[Data tied to figure images]
** START **

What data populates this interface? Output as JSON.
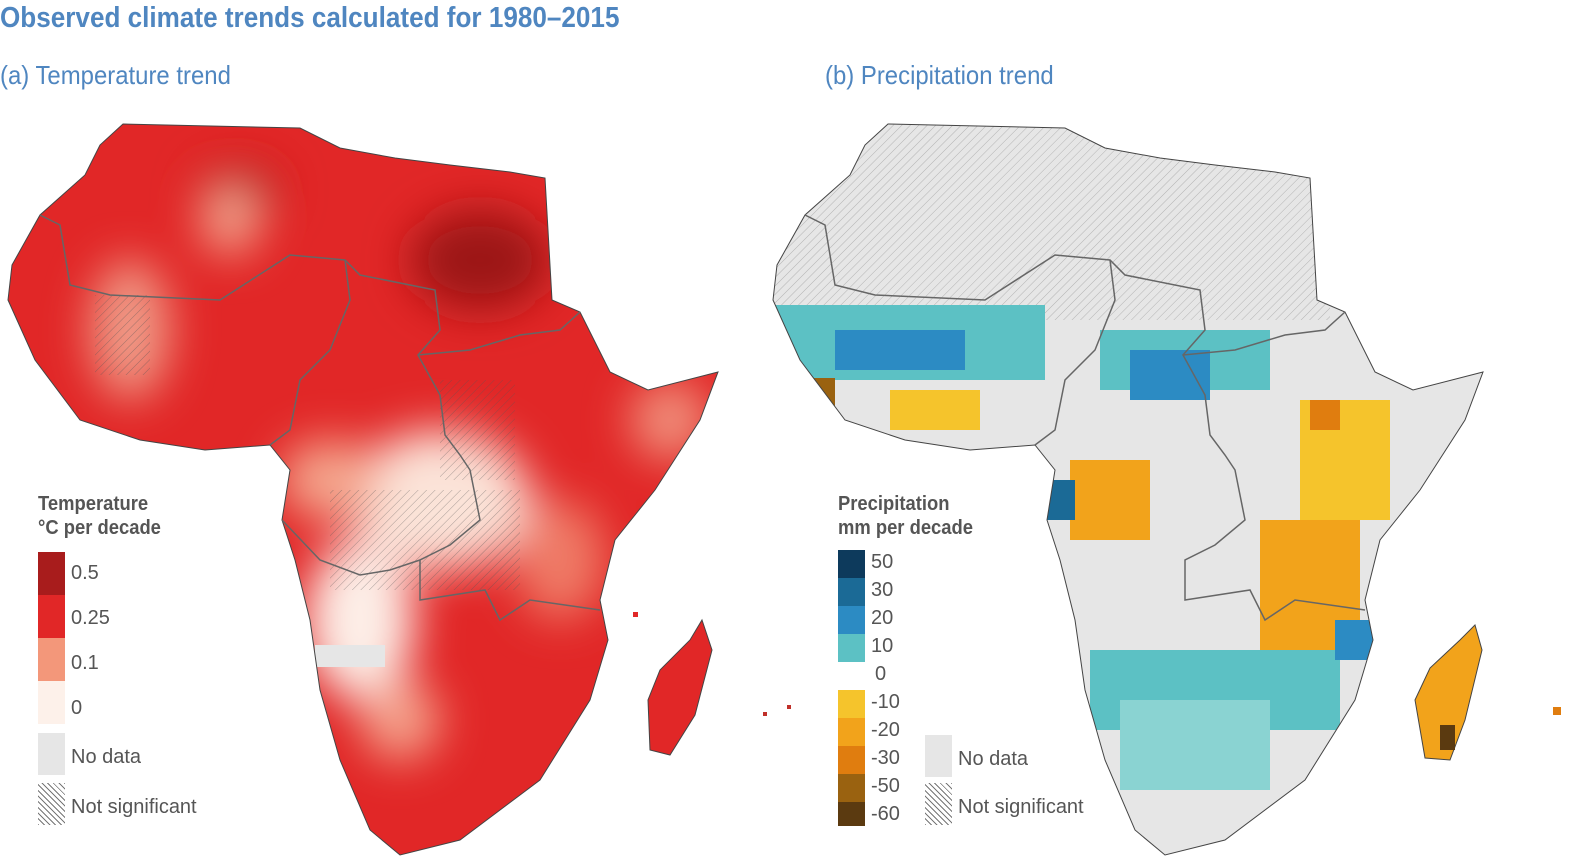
{
  "title": "Observed climate trends calculated for 1980–2015",
  "panel_a": {
    "title": "(a) Temperature trend",
    "legend": {
      "title_line1": "Temperature",
      "title_line2": "°C per decade",
      "items": [
        {
          "label": "0.5",
          "color": "#a81c1c"
        },
        {
          "label": "0.25",
          "color": "#e12727"
        },
        {
          "label": "0.1",
          "color": "#f3977a"
        },
        {
          "label": "0",
          "color": "#fdf1ea"
        }
      ],
      "no_data_label": "No data",
      "not_significant_label": "Not significant"
    }
  },
  "panel_b": {
    "title": "(b) Precipitation trend",
    "legend": {
      "title_line1": "Precipitation",
      "title_line2": "mm per decade",
      "labels": [
        "50",
        "30",
        "20",
        "10",
        "0",
        "-10",
        "-20",
        "-30",
        "-50",
        "-60"
      ],
      "colors": [
        "#0d3a5c",
        "#1b6a96",
        "#2c8bc3",
        "#5cc1c4",
        "#f5c42c",
        "#f2a31b",
        "#e07d0f",
        "#9a6210",
        "#5b3a10"
      ],
      "no_data_label": "No data",
      "not_significant_label": "Not significant"
    }
  },
  "colors": {
    "title": "#4f86c0",
    "no_data": "#e6e6e6",
    "temp_base": "#e12727",
    "temp_dark": "#a81c1c"
  }
}
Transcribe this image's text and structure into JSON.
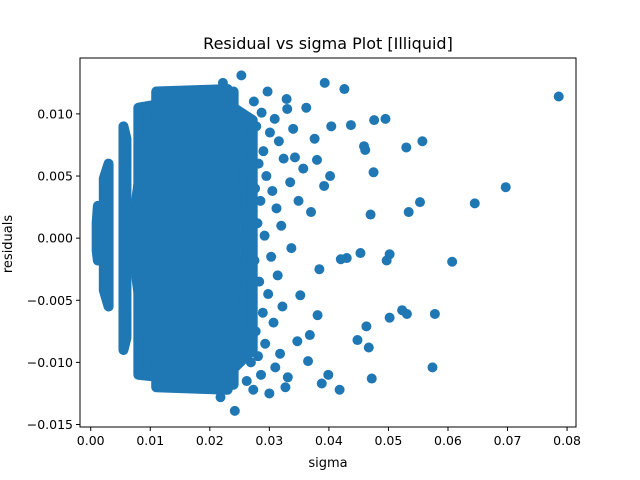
{
  "chart_data": {
    "type": "scatter",
    "title": "Residual vs sigma Plot [Illiquid]",
    "xlabel": "sigma",
    "ylabel": "residuals",
    "xlim": [
      -0.0018,
      0.0815
    ],
    "ylim": [
      -0.0152,
      0.0145
    ],
    "xticks": [
      0.0,
      0.01,
      0.02,
      0.03,
      0.04,
      0.05,
      0.06,
      0.07,
      0.08
    ],
    "xtick_labels": [
      "0.00",
      "0.01",
      "0.02",
      "0.03",
      "0.04",
      "0.05",
      "0.06",
      "0.07",
      "0.08"
    ],
    "yticks": [
      -0.015,
      -0.01,
      -0.005,
      0.0,
      0.005,
      0.01
    ],
    "ytick_labels": [
      "−0.015",
      "−0.010",
      "−0.005",
      "0.000",
      "0.005",
      "0.010"
    ],
    "grid": false,
    "marker_color": "#1f77b4",
    "series": [
      {
        "points": [
          [
            0.0786,
            0.0114
          ],
          [
            0.0697,
            0.0041
          ],
          [
            0.0645,
            0.0028
          ],
          [
            0.0607,
            -0.0019
          ],
          [
            0.0578,
            -0.0061
          ],
          [
            0.0574,
            -0.0104
          ],
          [
            0.0557,
            0.0078
          ],
          [
            0.0553,
            0.0029
          ],
          [
            0.0534,
            0.0021
          ],
          [
            0.053,
            0.0073
          ],
          [
            0.0531,
            -0.0061
          ],
          [
            0.0523,
            -0.0058
          ],
          [
            0.0502,
            -0.0064
          ],
          [
            0.0502,
            -0.0013
          ],
          [
            0.0497,
            -0.0018
          ],
          [
            0.0495,
            0.0096
          ],
          [
            0.0476,
            0.0095
          ],
          [
            0.0475,
            0.0053
          ],
          [
            0.0472,
            -0.0113
          ],
          [
            0.047,
            0.0019
          ],
          [
            0.0467,
            -0.0088
          ],
          [
            0.0463,
            -0.0071
          ],
          [
            0.0461,
            0.0071
          ],
          [
            0.0459,
            0.0074
          ],
          [
            0.0453,
            -0.0012
          ],
          [
            0.0448,
            -0.0082
          ],
          [
            0.0437,
            0.0091
          ],
          [
            0.043,
            -0.0016
          ],
          [
            0.0426,
            0.012
          ],
          [
            0.042,
            -0.0017
          ],
          [
            0.0418,
            -0.0122
          ],
          [
            0.0404,
            0.009
          ],
          [
            0.0402,
            0.005
          ],
          [
            0.0399,
            -0.011
          ],
          [
            0.0393,
            0.0125
          ],
          [
            0.0392,
            0.0042
          ],
          [
            0.0388,
            -0.0117
          ],
          [
            0.0384,
            -0.0025
          ],
          [
            0.038,
            0.0063
          ],
          [
            0.0381,
            -0.0062
          ],
          [
            0.0376,
            0.008
          ],
          [
            0.037,
            0.0021
          ],
          [
            0.0368,
            -0.0078
          ],
          [
            0.0365,
            -0.0099
          ],
          [
            0.0362,
            0.0105
          ],
          [
            0.0357,
            0.0056
          ],
          [
            0.0352,
            -0.0046
          ],
          [
            0.0349,
            0.003
          ],
          [
            0.0347,
            -0.0083
          ],
          [
            0.0343,
            0.0065
          ],
          [
            0.034,
            0.0088
          ],
          [
            0.0337,
            -0.0008
          ],
          [
            0.0335,
            0.0045
          ],
          [
            0.0331,
            -0.0112
          ],
          [
            0.033,
            0.0104
          ],
          [
            0.0329,
            0.0112
          ],
          [
            0.0327,
            -0.012
          ],
          [
            0.0324,
            0.0064
          ],
          [
            0.0322,
            -0.0055
          ],
          [
            0.032,
            0.001
          ],
          [
            0.0318,
            -0.0093
          ],
          [
            0.0316,
            0.0078
          ],
          [
            0.0314,
            -0.003
          ],
          [
            0.0312,
            0.0024
          ],
          [
            0.031,
            -0.0104
          ],
          [
            0.0309,
            0.0096
          ],
          [
            0.0307,
            -0.0068
          ],
          [
            0.0305,
            0.0038
          ],
          [
            0.0303,
            -0.0015
          ],
          [
            0.0301,
            0.0085
          ],
          [
            0.03,
            -0.0125
          ],
          [
            0.0298,
            -0.0045
          ],
          [
            0.0297,
            0.0118
          ],
          [
            0.0295,
            0.005
          ],
          [
            0.0293,
            -0.0085
          ],
          [
            0.0292,
            0.0002
          ],
          [
            0.029,
            0.007
          ],
          [
            0.0289,
            -0.006
          ],
          [
            0.0287,
            0.0101
          ],
          [
            0.0286,
            -0.011
          ],
          [
            0.0285,
            0.003
          ],
          [
            0.0283,
            -0.0035
          ],
          [
            0.0282,
            0.006
          ],
          [
            0.0281,
            -0.0095
          ],
          [
            0.028,
            0.0012
          ],
          [
            0.0278,
            0.009
          ],
          [
            0.0277,
            -0.0075
          ],
          [
            0.0276,
            0.004
          ],
          [
            0.0275,
            -0.0018
          ],
          [
            0.0274,
            0.011
          ],
          [
            0.0273,
            -0.0122
          ],
          [
            0.0272,
            0.0022
          ],
          [
            0.0271,
            -0.005
          ],
          [
            0.027,
            0.0075
          ],
          [
            0.0269,
            -0.01
          ],
          [
            0.0268,
            0.0055
          ],
          [
            0.0267,
            -0.0028
          ],
          [
            0.0266,
            0.0095
          ],
          [
            0.0265,
            -0.008
          ],
          [
            0.0264,
            0.0015
          ],
          [
            0.0253,
            0.0131
          ],
          [
            0.0242,
            -0.0139
          ],
          [
            0.0222,
            0.0125
          ],
          [
            0.0218,
            -0.0128
          ],
          [
            0.0262,
            -0.0115
          ]
        ]
      }
    ]
  }
}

** END **

## Given instruction
Set out every line from the material that contains the string "Temperature".

## The response
    "title": "(a) Temperature trend",
      "title_line1": "Temperature",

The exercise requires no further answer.